Reproduce the lines of the material exactly, excluding every image.

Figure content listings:

----------

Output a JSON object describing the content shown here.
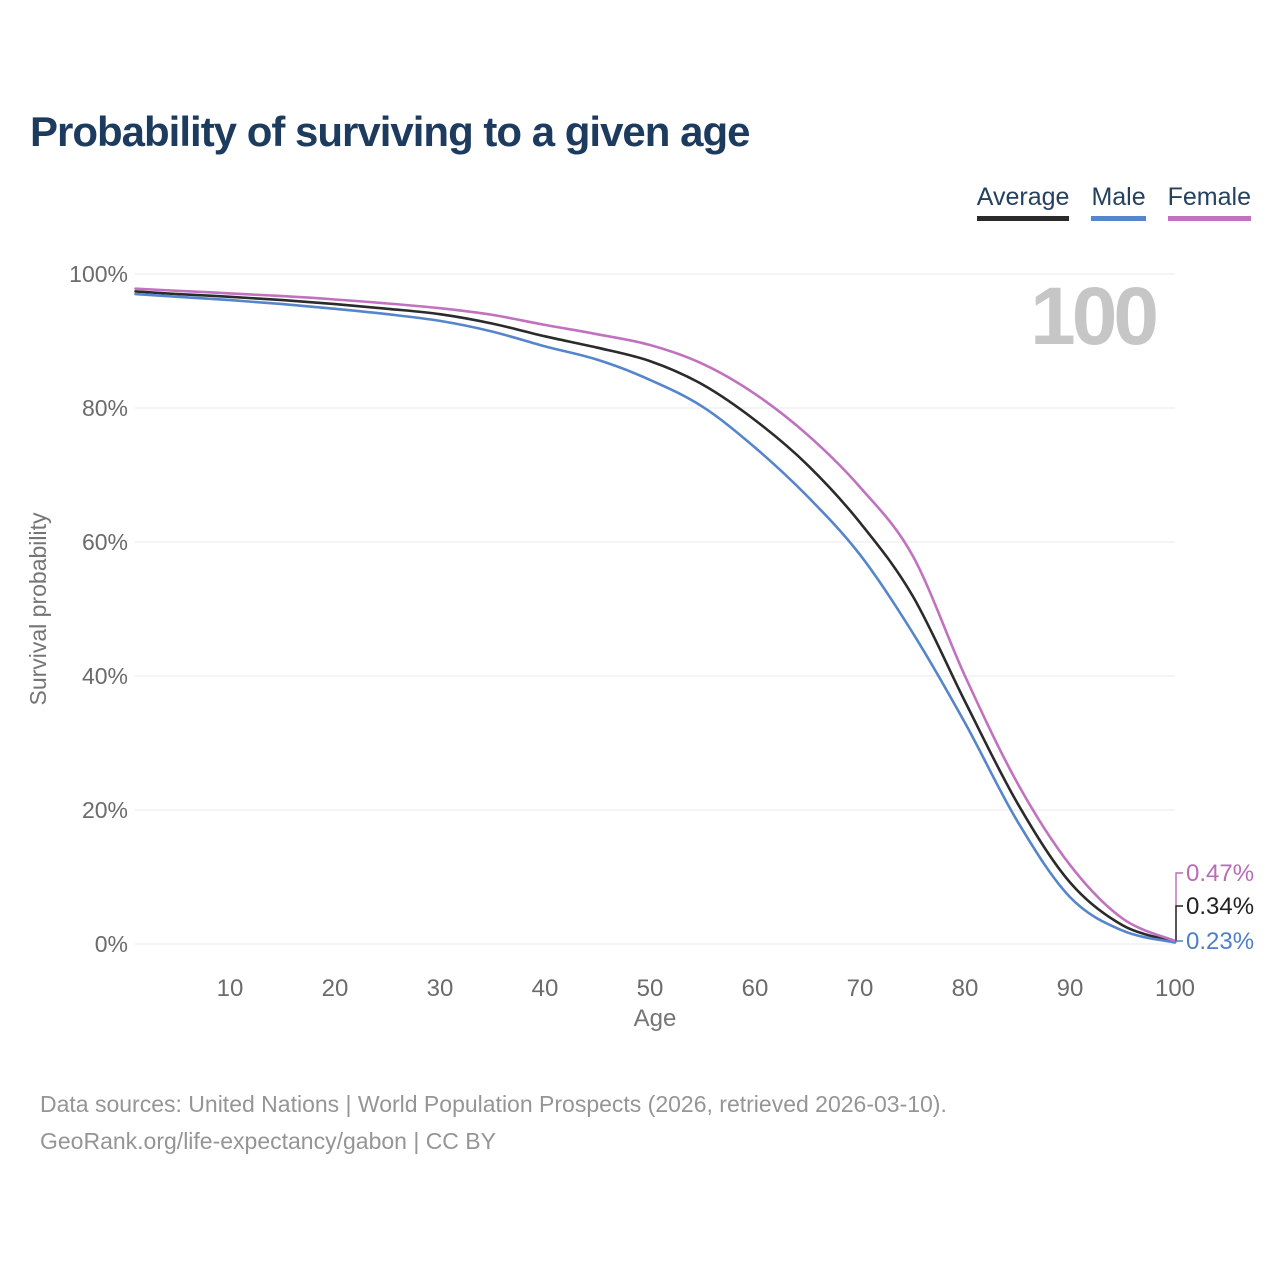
{
  "title": "Probability of surviving to a given age",
  "watermark": "100",
  "legend": [
    {
      "label": "Average",
      "color": "#2b2b2b"
    },
    {
      "label": "Male",
      "color": "#5585cb"
    },
    {
      "label": "Female",
      "color": "#c172bf"
    }
  ],
  "end_labels": [
    {
      "text": "0.47%",
      "value": 0.47,
      "color": "#b86cb5"
    },
    {
      "text": "0.34%",
      "value": 0.34,
      "color": "#222222"
    },
    {
      "text": "0.23%",
      "value": 0.23,
      "color": "#4f7fc7"
    }
  ],
  "footer": {
    "line1": "Data sources: United Nations | World Population Prospects (2026, retrieved 2026-03-10).",
    "line2": "GeoRank.org/life-expectancy/gabon | CC BY"
  },
  "chart_data": {
    "type": "line",
    "title": "Probability of surviving to a given age",
    "xlabel": "Age",
    "ylabel": "Survival probability",
    "xlim": [
      0,
      100
    ],
    "ylim": [
      0,
      100
    ],
    "grid": "horizontal",
    "legend_position": "top-right",
    "x_ticks": [
      10,
      20,
      30,
      40,
      50,
      60,
      70,
      80,
      90,
      100
    ],
    "y_ticks": [
      0,
      20,
      40,
      60,
      80,
      100
    ],
    "y_tick_labels": [
      "0%",
      "20%",
      "40%",
      "60%",
      "80%",
      "100%"
    ],
    "x": [
      1,
      5,
      10,
      15,
      20,
      25,
      30,
      35,
      40,
      45,
      50,
      55,
      60,
      65,
      70,
      75,
      80,
      85,
      90,
      95,
      100
    ],
    "series": [
      {
        "name": "Average",
        "color": "#2b2b2b",
        "values": [
          97.4,
          97.0,
          96.6,
          96.1,
          95.5,
          94.8,
          94.0,
          92.6,
          90.7,
          89.0,
          87.0,
          83.5,
          78.2,
          71.5,
          62.9,
          52.0,
          36.2,
          21.0,
          9.2,
          2.8,
          0.34
        ]
      },
      {
        "name": "Male",
        "color": "#5585cb",
        "values": [
          97.0,
          96.6,
          96.1,
          95.5,
          94.8,
          94.0,
          93.0,
          91.4,
          89.2,
          87.2,
          84.2,
          80.2,
          74.1,
          66.8,
          58.1,
          46.5,
          33.0,
          18.3,
          7.0,
          2.0,
          0.23
        ]
      },
      {
        "name": "Female",
        "color": "#c172bf",
        "values": [
          97.8,
          97.5,
          97.1,
          96.7,
          96.2,
          95.6,
          94.9,
          93.9,
          92.4,
          91.0,
          89.4,
          86.6,
          82.1,
          76.0,
          68.2,
          58.0,
          40.0,
          24.0,
          11.8,
          3.8,
          0.47
        ]
      }
    ]
  }
}
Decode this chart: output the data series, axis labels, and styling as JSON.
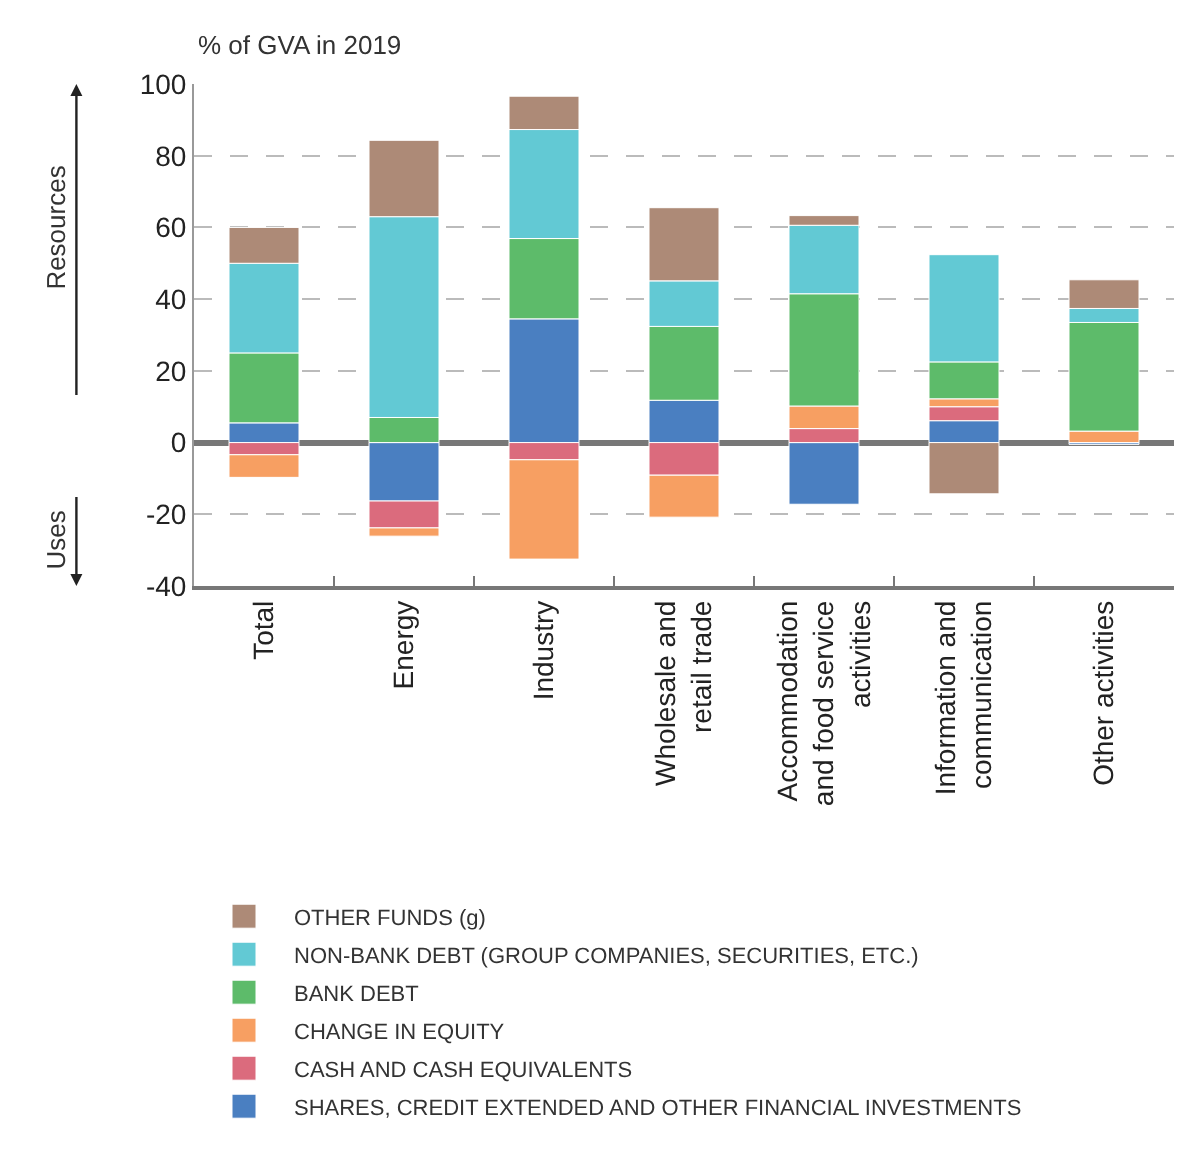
{
  "chart_data": {
    "type": "bar",
    "stacked": true,
    "ylabel": "% of GVA in 2019",
    "categories": [
      "Total",
      "Energy",
      "Industry",
      "Wholesale and retail trade",
      "Accommodation and food service activities",
      "Information and communication",
      "Other activities"
    ],
    "series": [
      {
        "name": "SHARES, CREDIT EXTENDED AND OTHER FINANCIAL INVESTMENTS",
        "color": "#4a7fc1",
        "values": [
          5.5,
          -16.3,
          34.5,
          11.8,
          -17.2,
          6.1,
          -0.5
        ]
      },
      {
        "name": "CASH AND CASH EQUIVALENTS",
        "color": "#db6b7d",
        "values": [
          -3.4,
          -7.5,
          -4.8,
          -9.1,
          3.9,
          3.9,
          0
        ]
      },
      {
        "name": "CHANGE IN EQUITY",
        "color": "#f79f62",
        "values": [
          -6.3,
          -2.3,
          -27.7,
          -11.7,
          6.3,
          2.2,
          3.2
        ]
      },
      {
        "name": "BANK DEBT",
        "color": "#5dbb6a",
        "values": [
          19.5,
          7,
          22.4,
          20.6,
          31.3,
          10.3,
          30.3
        ]
      },
      {
        "name": "NON-BANK DEBT (GROUP COMPANIES, SECURITIES, ETC.)",
        "color": "#62c9d4",
        "values": [
          25,
          56,
          30.4,
          12.7,
          19.1,
          29.9,
          3.9
        ]
      },
      {
        "name": "OTHER FUNDS (g)",
        "color": "#ad8a77",
        "values": [
          10,
          21.3,
          9.3,
          20.4,
          2.7,
          -14.3,
          8
        ]
      }
    ],
    "ylim": [
      -40,
      100
    ],
    "yticks": [
      -40,
      -20,
      0,
      20,
      40,
      60,
      80,
      100
    ],
    "grid": "y",
    "legend": "bottom",
    "annotations": [
      "Resources",
      "Uses"
    ]
  }
}
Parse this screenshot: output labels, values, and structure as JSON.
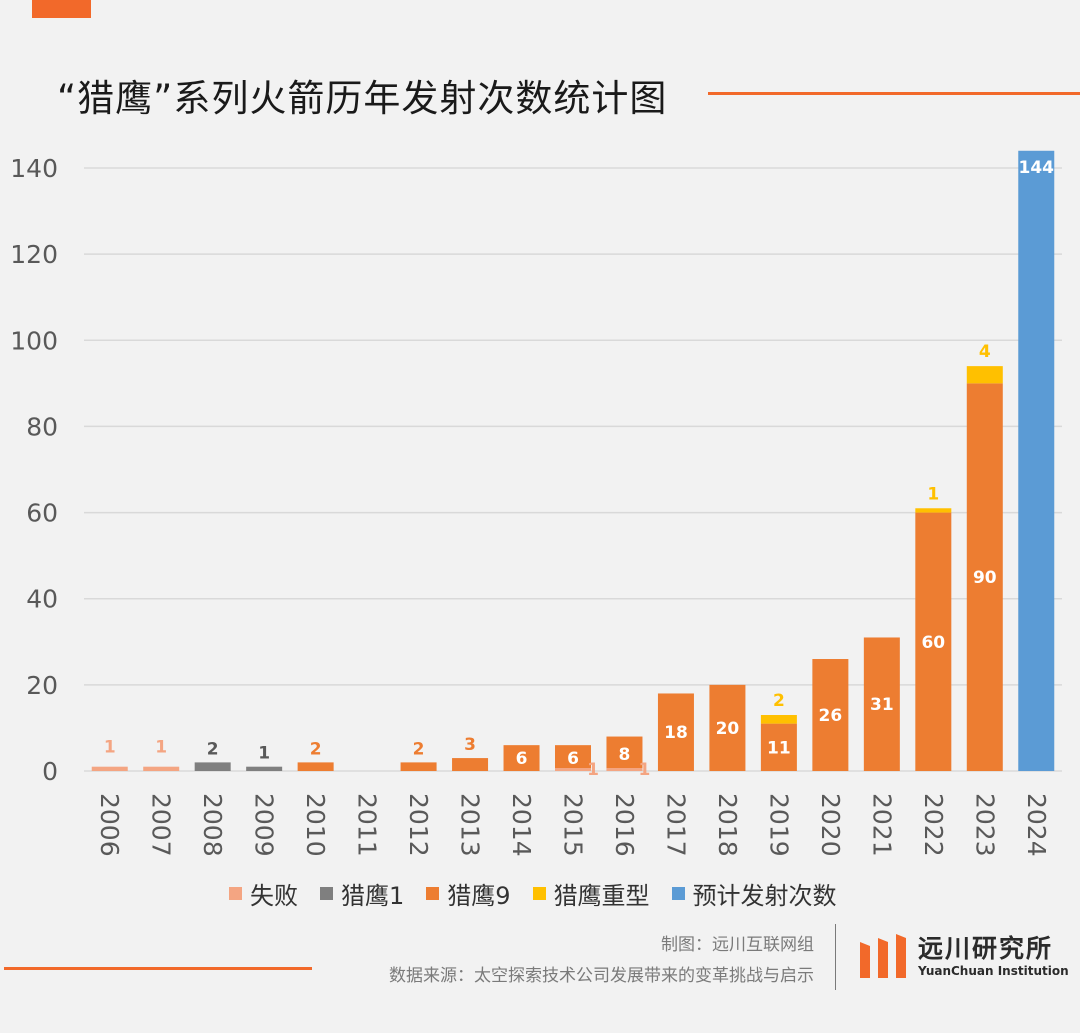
{
  "title": "“猎鹰”系列火箭历年发射次数统计图",
  "colors": {
    "accent": "#f2692a",
    "failure": "#f4a582",
    "falcon1": "#7f7f7f",
    "falcon9": "#ed7d31",
    "falcon_heavy": "#ffc000",
    "forecast": "#5b9bd5",
    "grid": "#d9d9d9"
  },
  "chart_data": {
    "type": "bar",
    "stacked": true,
    "title": "“猎鹰”系列火箭历年发射次数统计图",
    "xlabel": "",
    "ylabel": "",
    "ylim": [
      0,
      140
    ],
    "yticks": [
      0,
      20,
      40,
      60,
      80,
      100,
      120,
      140
    ],
    "grid": true,
    "legend_position": "bottom",
    "categories": [
      "2006",
      "2007",
      "2008",
      "2009",
      "2010",
      "2011",
      "2012",
      "2013",
      "2014",
      "2015",
      "2016",
      "2017",
      "2018",
      "2019",
      "2020",
      "2021",
      "2022",
      "2023",
      "2024"
    ],
    "series": [
      {
        "name": "失败",
        "values": [
          1,
          1,
          0,
          0,
          0,
          0,
          0,
          0,
          0,
          1,
          1,
          0,
          0,
          0,
          0,
          0,
          0,
          0,
          0
        ]
      },
      {
        "name": "猎鹰1",
        "values": [
          0,
          0,
          2,
          1,
          0,
          0,
          0,
          0,
          0,
          0,
          0,
          0,
          0,
          0,
          0,
          0,
          0,
          0,
          0
        ]
      },
      {
        "name": "猎鹰9",
        "values": [
          0,
          0,
          0,
          0,
          2,
          0,
          2,
          3,
          6,
          6,
          8,
          18,
          20,
          11,
          26,
          31,
          60,
          90,
          0
        ]
      },
      {
        "name": "猎鹰重型",
        "values": [
          0,
          0,
          0,
          0,
          0,
          0,
          0,
          0,
          0,
          0,
          0,
          0,
          0,
          2,
          0,
          0,
          1,
          4,
          0
        ]
      },
      {
        "name": "预计发射次数",
        "values": [
          0,
          0,
          0,
          0,
          0,
          0,
          0,
          0,
          0,
          0,
          0,
          0,
          0,
          0,
          0,
          0,
          0,
          0,
          144
        ]
      }
    ]
  },
  "legend": [
    "失败",
    "猎鹰1",
    "猎鹰9",
    "猎鹰重型",
    "预计发射次数"
  ],
  "footer": {
    "credit": "制图：远川互联网组",
    "source": "数据来源：太空探索技术公司发展带来的变革挑战与启示"
  },
  "logo": {
    "name_cn": "远川研究所",
    "name_en": "YuanChuan Institution",
    "icon": "yuanchuan-logo-icon"
  }
}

----------

## Correct output:
Output a JSON object describing the content shown here.
{
  "title": "Probability of surviving to a given age",
  "watermark": "100",
  "legend": [
    {
      "label": "Average",
      "color": "#2b2b2b"
    },
    {
      "label": "Male",
      "color": "#5585cb"
    },
    {
      "label": "Female",
      "color": "#c172bf"
    }
  ],
  "end_labels": [
    {
      "text": "0.47%",
      "value": 0.47,
      "color": "#b86cb5"
    },
    {
      "text": "0.34%",
      "value": 0.34,
      "color": "#222222"
    },
    {
      "text": "0.23%",
      "value": 0.23,
      "color": "#4f7fc7"
    }
  ],
  "footer": {
    "line1": "Data sources: United Nations | World Population Prospects (2026, retrieved 2026-03-10).",
    "line2": "GeoRank.org/life-expectancy/gabon | CC BY"
  },
  "chart_data": {
    "type": "line",
    "title": "Probability of surviving to a given age",
    "xlabel": "Age",
    "ylabel": "Survival probability",
    "xlim": [
      0,
      100
    ],
    "ylim": [
      0,
      100
    ],
    "grid": "horizontal",
    "legend_position": "top-right",
    "x_ticks": [
      10,
      20,
      30,
      40,
      50,
      60,
      70,
      80,
      90,
      100
    ],
    "y_ticks": [
      0,
      20,
      40,
      60,
      80,
      100
    ],
    "y_tick_labels": [
      "0%",
      "20%",
      "40%",
      "60%",
      "80%",
      "100%"
    ],
    "x": [
      1,
      5,
      10,
      15,
      20,
      25,
      30,
      35,
      40,
      45,
      50,
      55,
      60,
      65,
      70,
      75,
      80,
      85,
      90,
      95,
      100
    ],
    "series": [
      {
        "name": "Average",
        "color": "#2b2b2b",
        "values": [
          97.4,
          97.0,
          96.6,
          96.1,
          95.5,
          94.8,
          94.0,
          92.6,
          90.7,
          89.0,
          87.0,
          83.5,
          78.2,
          71.5,
          62.9,
          52.0,
          36.2,
          21.0,
          9.2,
          2.8,
          0.34
        ]
      },
      {
        "name": "Male",
        "color": "#5585cb",
        "values": [
          97.0,
          96.6,
          96.1,
          95.5,
          94.8,
          94.0,
          93.0,
          91.4,
          89.2,
          87.2,
          84.2,
          80.2,
          74.1,
          66.8,
          58.1,
          46.5,
          33.0,
          18.3,
          7.0,
          2.0,
          0.23
        ]
      },
      {
        "name": "Female",
        "color": "#c172bf",
        "values": [
          97.8,
          97.5,
          97.1,
          96.7,
          96.2,
          95.6,
          94.9,
          93.9,
          92.4,
          91.0,
          89.4,
          86.6,
          82.1,
          76.0,
          68.2,
          58.0,
          40.0,
          24.0,
          11.8,
          3.8,
          0.47
        ]
      }
    ]
  }
}
Decode this chart: output the data series, axis labels, and styling as JSON.
{
  "chart_data": {
    "type": "bar",
    "stacked": true,
    "ylabel": "% of GVA in 2019",
    "categories": [
      "Total",
      "Energy",
      "Industry",
      "Wholesale and retail trade",
      "Accommodation and food service activities",
      "Information and communication",
      "Other activities"
    ],
    "series": [
      {
        "name": "SHARES, CREDIT EXTENDED AND OTHER FINANCIAL INVESTMENTS",
        "color": "#4a7fc1",
        "values": [
          5.5,
          -16.3,
          34.5,
          11.8,
          -17.2,
          6.1,
          -0.5
        ]
      },
      {
        "name": "CASH AND CASH EQUIVALENTS",
        "color": "#db6b7d",
        "values": [
          -3.4,
          -7.5,
          -4.8,
          -9.1,
          3.9,
          3.9,
          0
        ]
      },
      {
        "name": "CHANGE IN EQUITY",
        "color": "#f79f62",
        "values": [
          -6.3,
          -2.3,
          -27.7,
          -11.7,
          6.3,
          2.2,
          3.2
        ]
      },
      {
        "name": "BANK DEBT",
        "color": "#5dbb6a",
        "values": [
          19.5,
          7,
          22.4,
          20.6,
          31.3,
          10.3,
          30.3
        ]
      },
      {
        "name": "NON-BANK DEBT (GROUP COMPANIES, SECURITIES, ETC.)",
        "color": "#62c9d4",
        "values": [
          25,
          56,
          30.4,
          12.7,
          19.1,
          29.9,
          3.9
        ]
      },
      {
        "name": "OTHER FUNDS (g)",
        "color": "#ad8a77",
        "values": [
          10,
          21.3,
          9.3,
          20.4,
          2.7,
          -14.3,
          8
        ]
      }
    ],
    "ylim": [
      -40,
      100
    ],
    "yticks": [
      -40,
      -20,
      0,
      20,
      40,
      60,
      80,
      100
    ],
    "grid": "y",
    "legend": "bottom",
    "annotations": [
      "Resources",
      "Uses"
    ]
  }
}
Parse this screenshot: output labels, values, and structure as JSON.
{
  "title": "“猎鹰”系列火箭历年发射次数统计图",
  "colors": {
    "accent": "#f2692a",
    "failure": "#f4a582",
    "falcon1": "#7f7f7f",
    "falcon9": "#ed7d31",
    "falcon_heavy": "#ffc000",
    "forecast": "#5b9bd5",
    "grid": "#d9d9d9"
  },
  "chart_data": {
    "type": "bar",
    "stacked": true,
    "title": "“猎鹰”系列火箭历年发射次数统计图",
    "xlabel": "",
    "ylabel": "",
    "ylim": [
      0,
      140
    ],
    "yticks": [
      0,
      20,
      40,
      60,
      80,
      100,
      120,
      140
    ],
    "grid": true,
    "legend_position": "bottom",
    "categories": [
      "2006",
      "2007",
      "2008",
      "2009",
      "2010",
      "2011",
      "2012",
      "2013",
      "2014",
      "2015",
      "2016",
      "2017",
      "2018",
      "2019",
      "2020",
      "2021",
      "2022",
      "2023",
      "2024"
    ],
    "series": [
      {
        "name": "失败",
        "values": [
          1,
          1,
          0,
          0,
          0,
          0,
          0,
          0,
          0,
          1,
          1,
          0,
          0,
          0,
          0,
          0,
          0,
          0,
          0
        ]
      },
      {
        "name": "猎鹰1",
        "values": [
          0,
          0,
          2,
          1,
          0,
          0,
          0,
          0,
          0,
          0,
          0,
          0,
          0,
          0,
          0,
          0,
          0,
          0,
          0
        ]
      },
      {
        "name": "猎鹰9",
        "values": [
          0,
          0,
          0,
          0,
          2,
          0,
          2,
          3,
          6,
          6,
          8,
          18,
          20,
          11,
          26,
          31,
          60,
          90,
          0
        ]
      },
      {
        "name": "猎鹰重型",
        "values": [
          0,
          0,
          0,
          0,
          0,
          0,
          0,
          0,
          0,
          0,
          0,
          0,
          0,
          2,
          0,
          0,
          1,
          4,
          0
        ]
      },
      {
        "name": "预计发射次数",
        "values": [
          0,
          0,
          0,
          0,
          0,
          0,
          0,
          0,
          0,
          0,
          0,
          0,
          0,
          0,
          0,
          0,
          0,
          0,
          144
        ]
      }
    ]
  },
  "legend": [
    "失败",
    "猎鹰1",
    "猎鹰9",
    "猎鹰重型",
    "预计发射次数"
  ],
  "footer": {
    "credit": "制图：远川互联网组",
    "source": "数据来源：太空探索技术公司发展带来的变革挑战与启示"
  },
  "logo": {
    "name_cn": "远川研究所",
    "name_en": "YuanChuan Institution",
    "icon": "yuanchuan-logo-icon"
  }
}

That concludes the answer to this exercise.